* TO DO *
Locate the lines where "efectos" occurs and copy them as they stand.

* EXTRACTED DATA *
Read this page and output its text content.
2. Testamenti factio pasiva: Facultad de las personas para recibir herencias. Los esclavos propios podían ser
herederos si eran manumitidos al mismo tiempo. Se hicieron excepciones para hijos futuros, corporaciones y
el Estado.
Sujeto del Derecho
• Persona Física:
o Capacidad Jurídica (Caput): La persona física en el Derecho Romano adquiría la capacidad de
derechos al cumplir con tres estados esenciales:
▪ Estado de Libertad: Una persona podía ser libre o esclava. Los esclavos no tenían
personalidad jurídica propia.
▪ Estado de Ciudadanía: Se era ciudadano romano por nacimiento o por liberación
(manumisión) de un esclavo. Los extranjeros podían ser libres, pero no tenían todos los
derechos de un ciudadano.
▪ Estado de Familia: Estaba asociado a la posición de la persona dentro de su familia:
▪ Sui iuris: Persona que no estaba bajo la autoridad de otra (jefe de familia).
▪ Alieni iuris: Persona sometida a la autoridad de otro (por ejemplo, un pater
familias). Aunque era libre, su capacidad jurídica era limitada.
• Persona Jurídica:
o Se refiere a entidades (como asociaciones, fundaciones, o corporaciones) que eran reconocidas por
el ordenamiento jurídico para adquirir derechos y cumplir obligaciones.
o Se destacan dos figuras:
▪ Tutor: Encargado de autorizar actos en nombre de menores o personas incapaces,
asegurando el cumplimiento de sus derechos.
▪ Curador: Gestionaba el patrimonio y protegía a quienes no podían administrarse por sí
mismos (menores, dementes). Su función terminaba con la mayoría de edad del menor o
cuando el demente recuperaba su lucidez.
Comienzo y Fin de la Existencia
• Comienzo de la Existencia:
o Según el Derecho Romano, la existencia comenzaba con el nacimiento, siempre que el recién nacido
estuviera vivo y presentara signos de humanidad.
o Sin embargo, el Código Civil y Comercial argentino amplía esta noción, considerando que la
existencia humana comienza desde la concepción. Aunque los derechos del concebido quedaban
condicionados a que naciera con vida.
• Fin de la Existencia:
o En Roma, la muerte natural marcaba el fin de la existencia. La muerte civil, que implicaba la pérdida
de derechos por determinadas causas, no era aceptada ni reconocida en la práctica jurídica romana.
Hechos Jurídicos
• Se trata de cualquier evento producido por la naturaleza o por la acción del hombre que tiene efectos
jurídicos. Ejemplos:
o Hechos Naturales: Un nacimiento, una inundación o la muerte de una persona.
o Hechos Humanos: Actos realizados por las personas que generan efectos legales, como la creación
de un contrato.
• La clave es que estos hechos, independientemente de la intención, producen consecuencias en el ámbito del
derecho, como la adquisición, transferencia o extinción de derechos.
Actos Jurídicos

* EXERCISE SOLUTION *
• Se trata de cualquier evento producido por la naturaleza o por la acción del hombre que tiene efectos
o Hechos Humanos: Actos realizados por las personas que generan efectos legales, como la creación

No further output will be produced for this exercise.